### BRIEF:
Return a copy of every line in the records that includes the word "Cast".

# start of GIVEN DATA

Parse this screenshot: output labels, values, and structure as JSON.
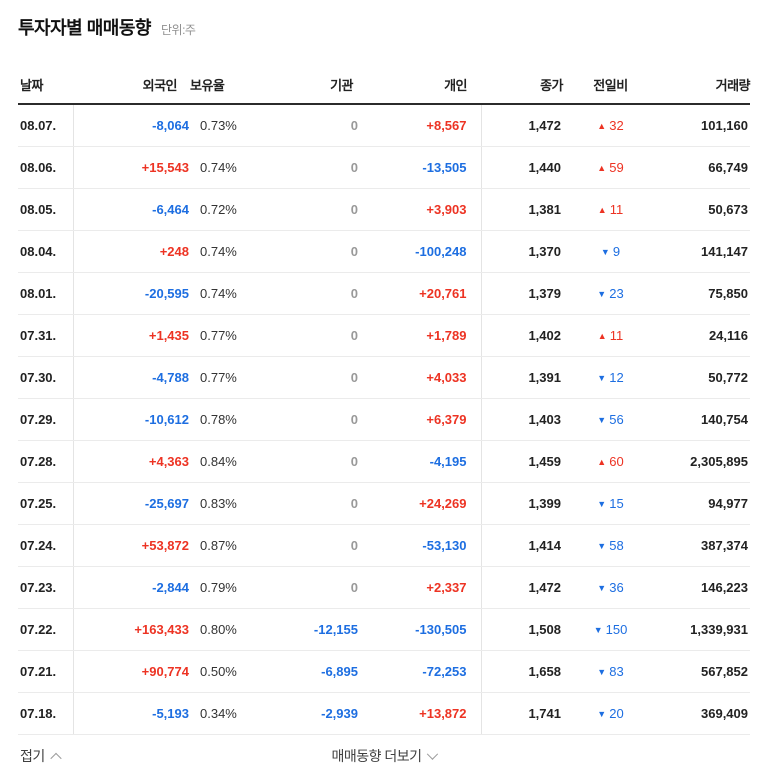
{
  "page": {
    "title": "투자자별 매매동향",
    "unit_label": "단위:주"
  },
  "table": {
    "columns": [
      "날짜",
      "외국인",
      "보유율",
      "기관",
      "개인",
      "종가",
      "전일비",
      "거래량"
    ],
    "rows": [
      {
        "date": "08.07.",
        "foreign": {
          "text": "-8,064",
          "dir": "down"
        },
        "ratio": "0.73%",
        "institution": {
          "text": "0",
          "dir": "flat"
        },
        "individual": {
          "text": "+8,567",
          "dir": "up"
        },
        "close": "1,472",
        "change": {
          "value": "32",
          "dir": "up"
        },
        "volume": "101,160"
      },
      {
        "date": "08.06.",
        "foreign": {
          "text": "+15,543",
          "dir": "up"
        },
        "ratio": "0.74%",
        "institution": {
          "text": "0",
          "dir": "flat"
        },
        "individual": {
          "text": "-13,505",
          "dir": "down"
        },
        "close": "1,440",
        "change": {
          "value": "59",
          "dir": "up"
        },
        "volume": "66,749"
      },
      {
        "date": "08.05.",
        "foreign": {
          "text": "-6,464",
          "dir": "down"
        },
        "ratio": "0.72%",
        "institution": {
          "text": "0",
          "dir": "flat"
        },
        "individual": {
          "text": "+3,903",
          "dir": "up"
        },
        "close": "1,381",
        "change": {
          "value": "11",
          "dir": "up"
        },
        "volume": "50,673"
      },
      {
        "date": "08.04.",
        "foreign": {
          "text": "+248",
          "dir": "up"
        },
        "ratio": "0.74%",
        "institution": {
          "text": "0",
          "dir": "flat"
        },
        "individual": {
          "text": "-100,248",
          "dir": "down"
        },
        "close": "1,370",
        "change": {
          "value": "9",
          "dir": "down"
        },
        "volume": "141,147"
      },
      {
        "date": "08.01.",
        "foreign": {
          "text": "-20,595",
          "dir": "down"
        },
        "ratio": "0.74%",
        "institution": {
          "text": "0",
          "dir": "flat"
        },
        "individual": {
          "text": "+20,761",
          "dir": "up"
        },
        "close": "1,379",
        "change": {
          "value": "23",
          "dir": "down"
        },
        "volume": "75,850"
      },
      {
        "date": "07.31.",
        "foreign": {
          "text": "+1,435",
          "dir": "up"
        },
        "ratio": "0.77%",
        "institution": {
          "text": "0",
          "dir": "flat"
        },
        "individual": {
          "text": "+1,789",
          "dir": "up"
        },
        "close": "1,402",
        "change": {
          "value": "11",
          "dir": "up"
        },
        "volume": "24,116"
      },
      {
        "date": "07.30.",
        "foreign": {
          "text": "-4,788",
          "dir": "down"
        },
        "ratio": "0.77%",
        "institution": {
          "text": "0",
          "dir": "flat"
        },
        "individual": {
          "text": "+4,033",
          "dir": "up"
        },
        "close": "1,391",
        "change": {
          "value": "12",
          "dir": "down"
        },
        "volume": "50,772"
      },
      {
        "date": "07.29.",
        "foreign": {
          "text": "-10,612",
          "dir": "down"
        },
        "ratio": "0.78%",
        "institution": {
          "text": "0",
          "dir": "flat"
        },
        "individual": {
          "text": "+6,379",
          "dir": "up"
        },
        "close": "1,403",
        "change": {
          "value": "56",
          "dir": "down"
        },
        "volume": "140,754"
      },
      {
        "date": "07.28.",
        "foreign": {
          "text": "+4,363",
          "dir": "up"
        },
        "ratio": "0.84%",
        "institution": {
          "text": "0",
          "dir": "flat"
        },
        "individual": {
          "text": "-4,195",
          "dir": "down"
        },
        "close": "1,459",
        "change": {
          "value": "60",
          "dir": "up"
        },
        "volume": "2,305,895"
      },
      {
        "date": "07.25.",
        "foreign": {
          "text": "-25,697",
          "dir": "down"
        },
        "ratio": "0.83%",
        "institution": {
          "text": "0",
          "dir": "flat"
        },
        "individual": {
          "text": "+24,269",
          "dir": "up"
        },
        "close": "1,399",
        "change": {
          "value": "15",
          "dir": "down"
        },
        "volume": "94,977"
      },
      {
        "date": "07.24.",
        "foreign": {
          "text": "+53,872",
          "dir": "up"
        },
        "ratio": "0.87%",
        "institution": {
          "text": "0",
          "dir": "flat"
        },
        "individual": {
          "text": "-53,130",
          "dir": "down"
        },
        "close": "1,414",
        "change": {
          "value": "58",
          "dir": "down"
        },
        "volume": "387,374"
      },
      {
        "date": "07.23.",
        "foreign": {
          "text": "-2,844",
          "dir": "down"
        },
        "ratio": "0.79%",
        "institution": {
          "text": "0",
          "dir": "flat"
        },
        "individual": {
          "text": "+2,337",
          "dir": "up"
        },
        "close": "1,472",
        "change": {
          "value": "36",
          "dir": "down"
        },
        "volume": "146,223"
      },
      {
        "date": "07.22.",
        "foreign": {
          "text": "+163,433",
          "dir": "up"
        },
        "ratio": "0.80%",
        "institution": {
          "text": "-12,155",
          "dir": "down"
        },
        "individual": {
          "text": "-130,505",
          "dir": "down"
        },
        "close": "1,508",
        "change": {
          "value": "150",
          "dir": "down"
        },
        "volume": "1,339,931"
      },
      {
        "date": "07.21.",
        "foreign": {
          "text": "+90,774",
          "dir": "up"
        },
        "ratio": "0.50%",
        "institution": {
          "text": "-6,895",
          "dir": "down"
        },
        "individual": {
          "text": "-72,253",
          "dir": "down"
        },
        "close": "1,658",
        "change": {
          "value": "83",
          "dir": "down"
        },
        "volume": "567,852"
      },
      {
        "date": "07.18.",
        "foreign": {
          "text": "-5,193",
          "dir": "down"
        },
        "ratio": "0.34%",
        "institution": {
          "text": "-2,939",
          "dir": "down"
        },
        "individual": {
          "text": "+13,872",
          "dir": "up"
        },
        "close": "1,741",
        "change": {
          "value": "20",
          "dir": "down"
        },
        "volume": "369,409"
      }
    ]
  },
  "footer": {
    "collapse_label": "접기",
    "more_label": "매매동향 더보기"
  },
  "icons": {
    "up_triangle": "▲",
    "down_triangle": "▼"
  },
  "colors": {
    "up_red": "#ed3323",
    "down_blue": "#1d6ee1",
    "flat_gray": "#999999"
  }
}
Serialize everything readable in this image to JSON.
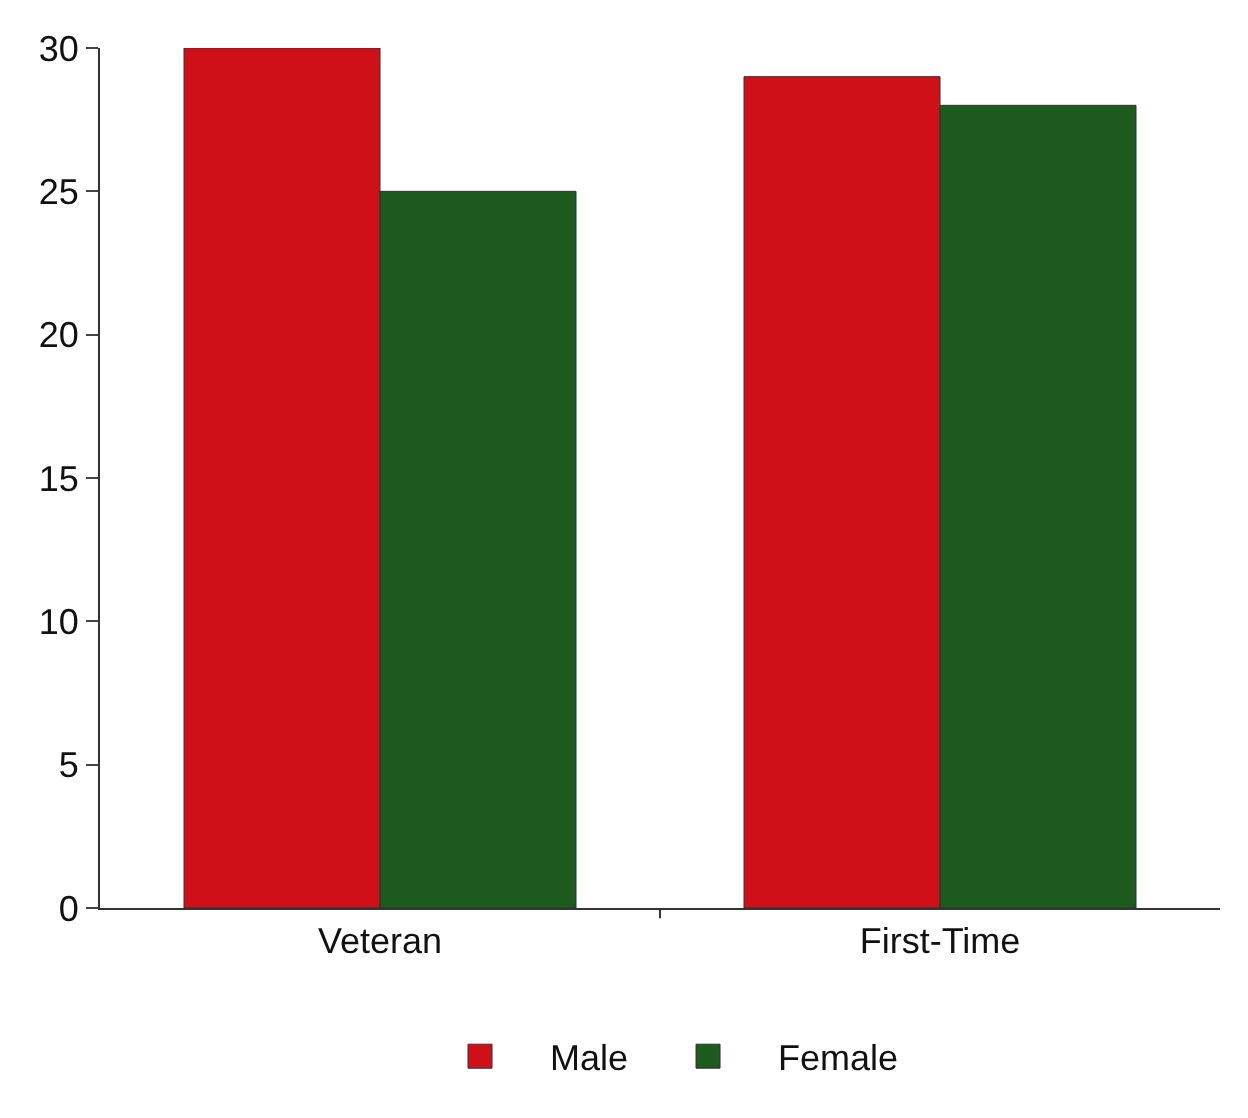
{
  "chart_data": {
    "type": "bar",
    "categories": [
      "Veteran",
      "First-Time"
    ],
    "series": [
      {
        "name": "Male",
        "color": "#d01018",
        "values": [
          30,
          29
        ]
      },
      {
        "name": "Female",
        "color": "#1d5a1d",
        "values": [
          25,
          28
        ]
      }
    ],
    "ylim": [
      0,
      30
    ],
    "yticks": [
      0,
      5,
      10,
      15,
      20,
      25,
      30
    ],
    "legend": "bottom"
  }
}
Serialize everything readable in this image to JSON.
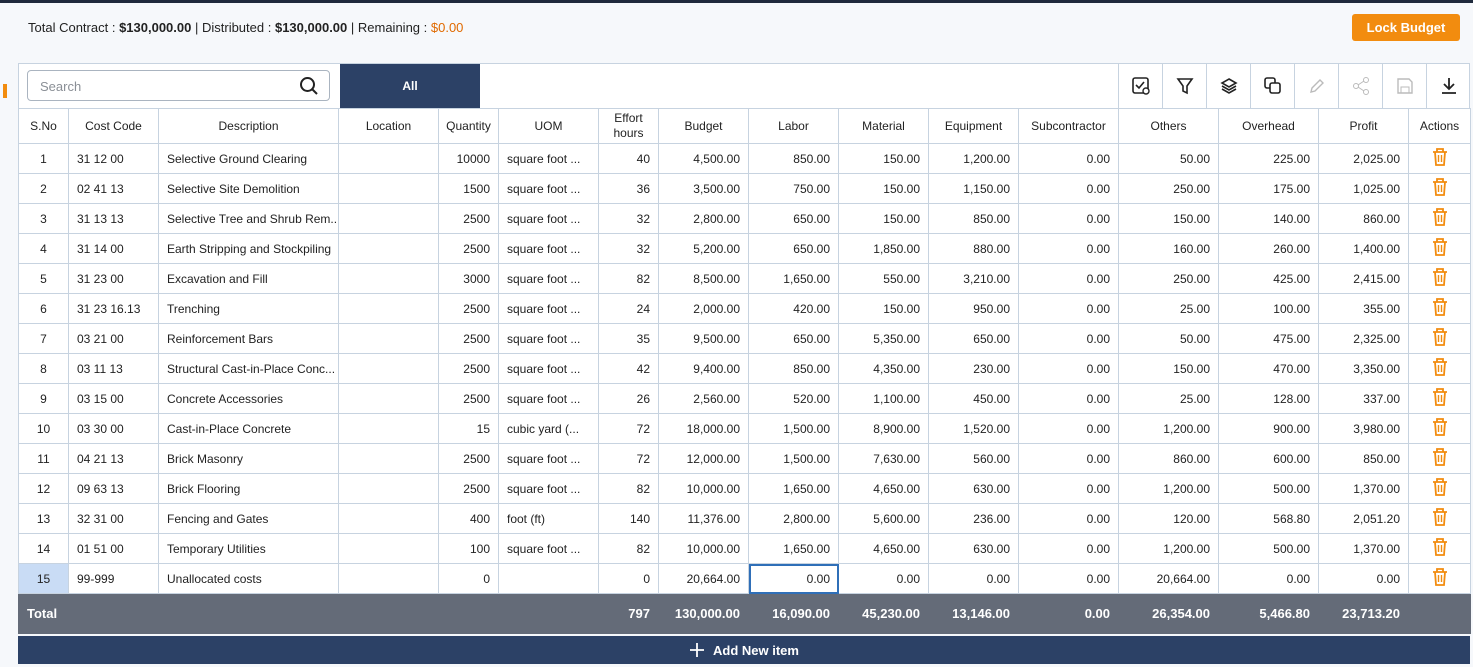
{
  "summary": {
    "contract_label": "Total Contract :",
    "contract": "$130,000.00",
    "distributed_label": "| Distributed :",
    "distributed": "$130,000.00",
    "remaining_label": "| Remaining :",
    "remaining": "$0.00"
  },
  "lock_button": "Lock Budget",
  "search_placeholder": "Search",
  "tab": "All",
  "table": {
    "headers": [
      "S.No",
      "Cost Code",
      "Description",
      "Location",
      "Quantity",
      "UOM",
      "Effort hours",
      "Budget",
      "Labor",
      "Material",
      "Equipment",
      "Subcontractor",
      "Others",
      "Overhead",
      "Profit",
      "Actions"
    ],
    "rows": [
      [
        "1",
        "31 12 00",
        "Selective Ground Clearing",
        null,
        "10000",
        "square foot ...",
        "40",
        "4,500.00",
        "850.00",
        "150.00",
        "1,200.00",
        "0.00",
        "50.00",
        "225.00",
        "2,025.00"
      ],
      [
        "2",
        "02 41 13",
        "Selective Site Demolition",
        null,
        "1500",
        "square foot ...",
        "36",
        "3,500.00",
        "750.00",
        "150.00",
        "1,150.00",
        "0.00",
        "250.00",
        "175.00",
        "1,025.00"
      ],
      [
        "3",
        "31 13 13",
        "Selective Tree and Shrub Rem...",
        null,
        "2500",
        "square foot ...",
        "32",
        "2,800.00",
        "650.00",
        "150.00",
        "850.00",
        "0.00",
        "150.00",
        "140.00",
        "860.00"
      ],
      [
        "4",
        "31 14 00",
        "Earth Stripping and Stockpiling",
        null,
        "2500",
        "square foot ...",
        "32",
        "5,200.00",
        "650.00",
        "1,850.00",
        "880.00",
        "0.00",
        "160.00",
        "260.00",
        "1,400.00"
      ],
      [
        "5",
        "31 23 00",
        "Excavation and Fill",
        null,
        "3000",
        "square foot ...",
        "82",
        "8,500.00",
        "1,650.00",
        "550.00",
        "3,210.00",
        "0.00",
        "250.00",
        "425.00",
        "2,415.00"
      ],
      [
        "6",
        "31 23 16.13",
        "Trenching",
        null,
        "2500",
        "square foot ...",
        "24",
        "2,000.00",
        "420.00",
        "150.00",
        "950.00",
        "0.00",
        "25.00",
        "100.00",
        "355.00"
      ],
      [
        "7",
        "03 21 00",
        "Reinforcement Bars",
        null,
        "2500",
        "square foot ...",
        "35",
        "9,500.00",
        "650.00",
        "5,350.00",
        "650.00",
        "0.00",
        "50.00",
        "475.00",
        "2,325.00"
      ],
      [
        "8",
        "03 11 13",
        "Structural Cast-in-Place Conc...",
        null,
        "2500",
        "square foot ...",
        "42",
        "9,400.00",
        "850.00",
        "4,350.00",
        "230.00",
        "0.00",
        "150.00",
        "470.00",
        "3,350.00"
      ],
      [
        "9",
        "03 15 00",
        "Concrete Accessories",
        null,
        "2500",
        "square foot ...",
        "26",
        "2,560.00",
        "520.00",
        "1,100.00",
        "450.00",
        "0.00",
        "25.00",
        "128.00",
        "337.00"
      ],
      [
        "10",
        "03 30 00",
        "Cast-in-Place Concrete",
        null,
        "15",
        "cubic yard (...",
        "72",
        "18,000.00",
        "1,500.00",
        "8,900.00",
        "1,520.00",
        "0.00",
        "1,200.00",
        "900.00",
        "3,980.00"
      ],
      [
        "11",
        "04 21 13",
        "Brick Masonry",
        null,
        "2500",
        "square foot ...",
        "72",
        "12,000.00",
        "1,500.00",
        "7,630.00",
        "560.00",
        "0.00",
        "860.00",
        "600.00",
        "850.00"
      ],
      [
        "12",
        "09 63 13",
        "Brick Flooring",
        null,
        "2500",
        "square foot ...",
        "82",
        "10,000.00",
        "1,650.00",
        "4,650.00",
        "630.00",
        "0.00",
        "1,200.00",
        "500.00",
        "1,370.00"
      ],
      [
        "13",
        "32 31 00",
        "Fencing and Gates",
        null,
        "400",
        "foot (ft)",
        "140",
        "11,376.00",
        "2,800.00",
        "5,600.00",
        "236.00",
        "0.00",
        "120.00",
        "568.80",
        "2,051.20"
      ],
      [
        "14",
        "01 51 00",
        "Temporary Utilities",
        null,
        "100",
        "square foot ...",
        "82",
        "10,000.00",
        "1,650.00",
        "4,650.00",
        "630.00",
        "0.00",
        "1,200.00",
        "500.00",
        "1,370.00"
      ],
      [
        "15",
        "99-999",
        "Unallocated costs",
        null,
        "0",
        null,
        "0",
        "20,664.00",
        "0.00",
        "0.00",
        "0.00",
        "0.00",
        "20,664.00",
        "0.00",
        "0.00"
      ]
    ],
    "total": {
      "label": "Total",
      "values": [
        "797",
        "130,000.00",
        "16,090.00",
        "45,230.00",
        "13,146.00",
        "0.00",
        "26,354.00",
        "5,466.80",
        "23,713.20"
      ]
    }
  },
  "add_button": "Add New item"
}
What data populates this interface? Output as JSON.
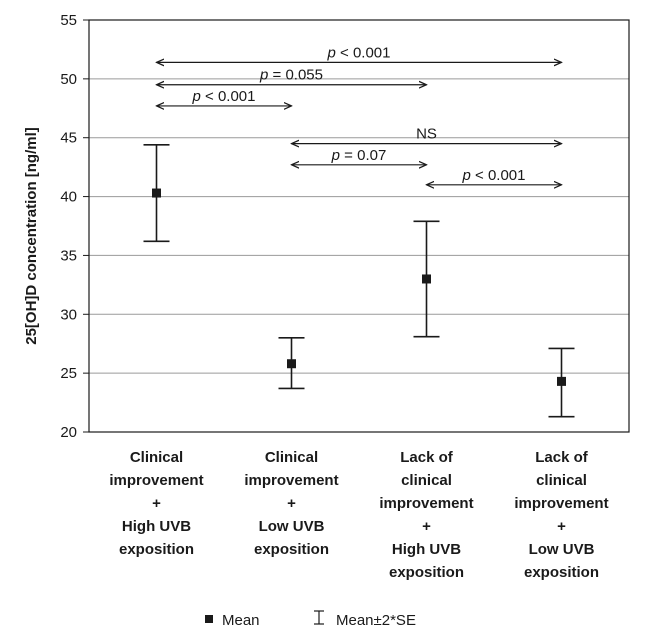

# end of GIVEN DATA

### ANSWER TO THE PROBLEM:
        "Structural Cast-in-Place Conc...",
        "Cast-in-Place Concrete",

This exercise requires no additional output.